Figure record listings:
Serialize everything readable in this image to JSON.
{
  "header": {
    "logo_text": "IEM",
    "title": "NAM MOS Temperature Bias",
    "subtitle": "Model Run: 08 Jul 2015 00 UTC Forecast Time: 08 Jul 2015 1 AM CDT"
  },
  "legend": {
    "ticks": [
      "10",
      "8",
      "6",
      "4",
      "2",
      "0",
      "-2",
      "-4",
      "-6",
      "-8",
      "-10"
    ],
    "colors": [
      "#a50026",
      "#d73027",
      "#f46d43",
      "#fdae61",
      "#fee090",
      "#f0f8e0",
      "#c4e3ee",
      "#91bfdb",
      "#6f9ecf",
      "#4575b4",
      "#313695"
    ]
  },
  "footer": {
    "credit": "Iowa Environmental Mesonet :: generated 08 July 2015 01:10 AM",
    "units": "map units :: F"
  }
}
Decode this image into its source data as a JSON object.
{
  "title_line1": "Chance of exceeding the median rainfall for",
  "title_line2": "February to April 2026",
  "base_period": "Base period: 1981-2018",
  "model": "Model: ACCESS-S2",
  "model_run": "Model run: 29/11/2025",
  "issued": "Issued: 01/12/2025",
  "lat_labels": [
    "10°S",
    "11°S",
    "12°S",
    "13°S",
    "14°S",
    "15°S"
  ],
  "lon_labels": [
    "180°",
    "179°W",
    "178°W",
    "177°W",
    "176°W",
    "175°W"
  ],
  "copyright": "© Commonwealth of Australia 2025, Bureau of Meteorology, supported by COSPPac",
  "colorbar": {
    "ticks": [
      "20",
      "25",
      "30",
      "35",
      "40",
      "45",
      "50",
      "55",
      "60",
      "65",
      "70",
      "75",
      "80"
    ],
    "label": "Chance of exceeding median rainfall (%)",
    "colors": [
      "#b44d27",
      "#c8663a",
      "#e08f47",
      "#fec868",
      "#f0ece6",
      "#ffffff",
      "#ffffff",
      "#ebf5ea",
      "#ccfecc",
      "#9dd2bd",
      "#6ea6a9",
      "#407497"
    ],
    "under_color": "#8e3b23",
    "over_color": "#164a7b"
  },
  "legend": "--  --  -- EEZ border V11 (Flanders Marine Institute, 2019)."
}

■ STATED TASK
Write the material out again in its entirety, exactly as shown.

■ THE SOLUTION
Serialize everything readable in this image to JSON.
{
  "header": {
    "logo_text": "IEM",
    "title": "NAM MOS Temperature Bias",
    "subtitle": "Model Run: 08 Jul 2015 00 UTC Forecast Time: 08 Jul 2015 1 AM CDT"
  },
  "legend": {
    "ticks": [
      "10",
      "8",
      "6",
      "4",
      "2",
      "0",
      "-2",
      "-4",
      "-6",
      "-8",
      "-10"
    ],
    "colors": [
      "#a50026",
      "#d73027",
      "#f46d43",
      "#fdae61",
      "#fee090",
      "#f0f8e0",
      "#c4e3ee",
      "#91bfdb",
      "#6f9ecf",
      "#4575b4",
      "#313695"
    ]
  },
  "footer": {
    "credit": "Iowa Environmental Mesonet :: generated 08 July 2015 01:10 AM",
    "units": "map units :: F"
  }
}
Decode this image into its source data as a JSON object.
{
  "title_line1": "Chance of exceeding the median rainfall for",
  "title_line2": "February to April 2026",
  "base_period": "Base period: 1981-2018",
  "model": "Model: ACCESS-S2",
  "model_run": "Model run: 29/11/2025",
  "issued": "Issued: 01/12/2025",
  "lat_labels": [
    "10°S",
    "11°S",
    "12°S",
    "13°S",
    "14°S",
    "15°S"
  ],
  "lon_labels": [
    "180°",
    "179°W",
    "178°W",
    "177°W",
    "176°W",
    "175°W"
  ],
  "copyright": "© Commonwealth of Australia 2025, Bureau of Meteorology, supported by COSPPac",
  "colorbar": {
    "ticks": [
      "20",
      "25",
      "30",
      "35",
      "40",
      "45",
      "50",
      "55",
      "60",
      "65",
      "70",
      "75",
      "80"
    ],
    "label": "Chance of exceeding median rainfall (%)",
    "colors": [
      "#b44d27",
      "#c8663a",
      "#e08f47",
      "#fec868",
      "#f0ece6",
      "#ffffff",
      "#ffffff",
      "#ebf5ea",
      "#ccfecc",
      "#9dd2bd",
      "#6ea6a9",
      "#407497"
    ],
    "under_color": "#8e3b23",
    "over_color": "#164a7b"
  },
  "legend": "--  --  -- EEZ border V11 (Flanders Marine Institute, 2019)."
}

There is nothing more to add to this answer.